INSTRUCTIONS TO FOLLOW =
Exclude the pictures and reproduce the remaining data exactly as written.

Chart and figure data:
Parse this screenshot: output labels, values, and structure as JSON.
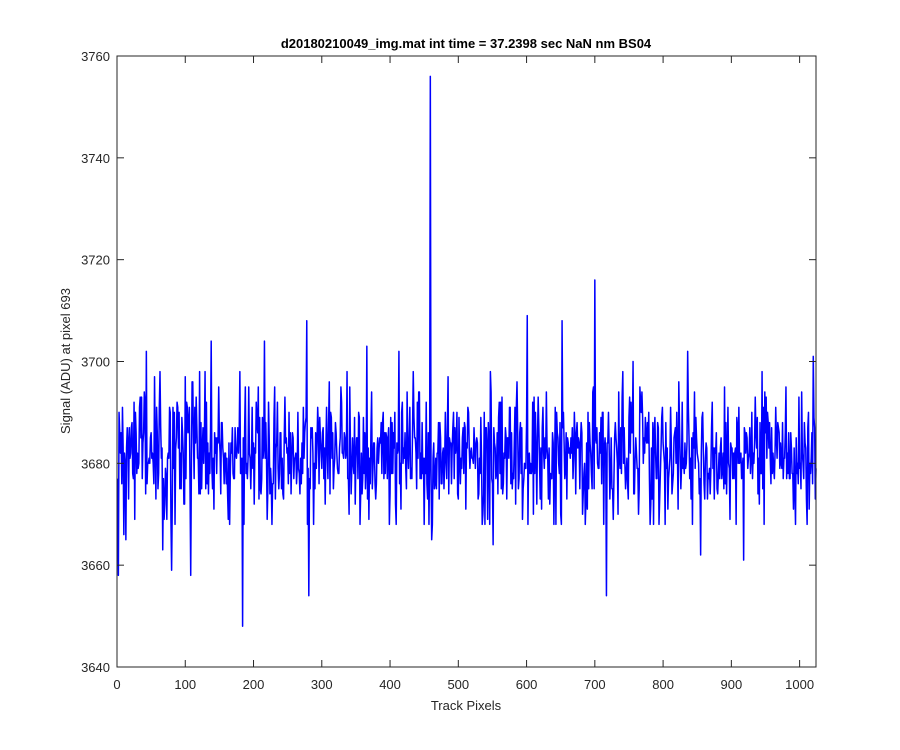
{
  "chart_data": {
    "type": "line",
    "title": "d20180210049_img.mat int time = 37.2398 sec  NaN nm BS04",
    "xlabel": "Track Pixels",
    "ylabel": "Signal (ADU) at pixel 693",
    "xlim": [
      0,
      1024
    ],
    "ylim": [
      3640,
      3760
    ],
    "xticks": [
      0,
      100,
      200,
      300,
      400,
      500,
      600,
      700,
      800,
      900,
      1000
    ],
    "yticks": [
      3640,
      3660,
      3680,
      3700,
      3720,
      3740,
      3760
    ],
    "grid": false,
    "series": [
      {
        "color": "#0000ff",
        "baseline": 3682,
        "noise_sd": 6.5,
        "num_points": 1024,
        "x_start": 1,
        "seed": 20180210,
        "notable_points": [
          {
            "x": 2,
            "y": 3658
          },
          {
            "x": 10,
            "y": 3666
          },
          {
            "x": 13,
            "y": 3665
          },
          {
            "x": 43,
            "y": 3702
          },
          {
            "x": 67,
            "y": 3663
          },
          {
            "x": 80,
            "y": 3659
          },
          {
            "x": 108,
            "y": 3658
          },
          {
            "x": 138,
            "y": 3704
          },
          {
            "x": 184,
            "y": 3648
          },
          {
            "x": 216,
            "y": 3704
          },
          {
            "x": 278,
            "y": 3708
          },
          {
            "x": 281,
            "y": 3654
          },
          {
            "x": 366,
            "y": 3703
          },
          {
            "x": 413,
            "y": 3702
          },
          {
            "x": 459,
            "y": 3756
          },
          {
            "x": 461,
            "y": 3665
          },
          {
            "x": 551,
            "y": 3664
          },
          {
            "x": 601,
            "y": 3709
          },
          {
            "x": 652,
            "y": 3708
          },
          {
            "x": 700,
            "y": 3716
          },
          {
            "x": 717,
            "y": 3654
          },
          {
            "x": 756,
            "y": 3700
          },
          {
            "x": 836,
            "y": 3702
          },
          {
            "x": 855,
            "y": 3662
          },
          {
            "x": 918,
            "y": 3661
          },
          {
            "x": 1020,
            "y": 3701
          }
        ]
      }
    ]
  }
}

TASK RESULT =
Parse this screenshot: output labels, values, and structure as JSON.
{
  "chart_data": {
    "type": "line",
    "title": "d20180210049_img.mat int time = 37.2398 sec  NaN nm BS04",
    "xlabel": "Track Pixels",
    "ylabel": "Signal (ADU) at pixel 693",
    "xlim": [
      0,
      1024
    ],
    "ylim": [
      3640,
      3760
    ],
    "xticks": [
      0,
      100,
      200,
      300,
      400,
      500,
      600,
      700,
      800,
      900,
      1000
    ],
    "yticks": [
      3640,
      3660,
      3680,
      3700,
      3720,
      3740,
      3760
    ],
    "grid": false,
    "series": [
      {
        "color": "#0000ff",
        "baseline": 3682,
        "noise_sd": 6.5,
        "num_points": 1024,
        "x_start": 1,
        "seed": 20180210,
        "notable_points": [
          {
            "x": 2,
            "y": 3658
          },
          {
            "x": 10,
            "y": 3666
          },
          {
            "x": 13,
            "y": 3665
          },
          {
            "x": 43,
            "y": 3702
          },
          {
            "x": 67,
            "y": 3663
          },
          {
            "x": 80,
            "y": 3659
          },
          {
            "x": 108,
            "y": 3658
          },
          {
            "x": 138,
            "y": 3704
          },
          {
            "x": 184,
            "y": 3648
          },
          {
            "x": 216,
            "y": 3704
          },
          {
            "x": 278,
            "y": 3708
          },
          {
            "x": 281,
            "y": 3654
          },
          {
            "x": 366,
            "y": 3703
          },
          {
            "x": 413,
            "y": 3702
          },
          {
            "x": 459,
            "y": 3756
          },
          {
            "x": 461,
            "y": 3665
          },
          {
            "x": 551,
            "y": 3664
          },
          {
            "x": 601,
            "y": 3709
          },
          {
            "x": 652,
            "y": 3708
          },
          {
            "x": 700,
            "y": 3716
          },
          {
            "x": 717,
            "y": 3654
          },
          {
            "x": 756,
            "y": 3700
          },
          {
            "x": 836,
            "y": 3702
          },
          {
            "x": 855,
            "y": 3662
          },
          {
            "x": 918,
            "y": 3661
          },
          {
            "x": 1020,
            "y": 3701
          }
        ]
      }
    ]
  }
}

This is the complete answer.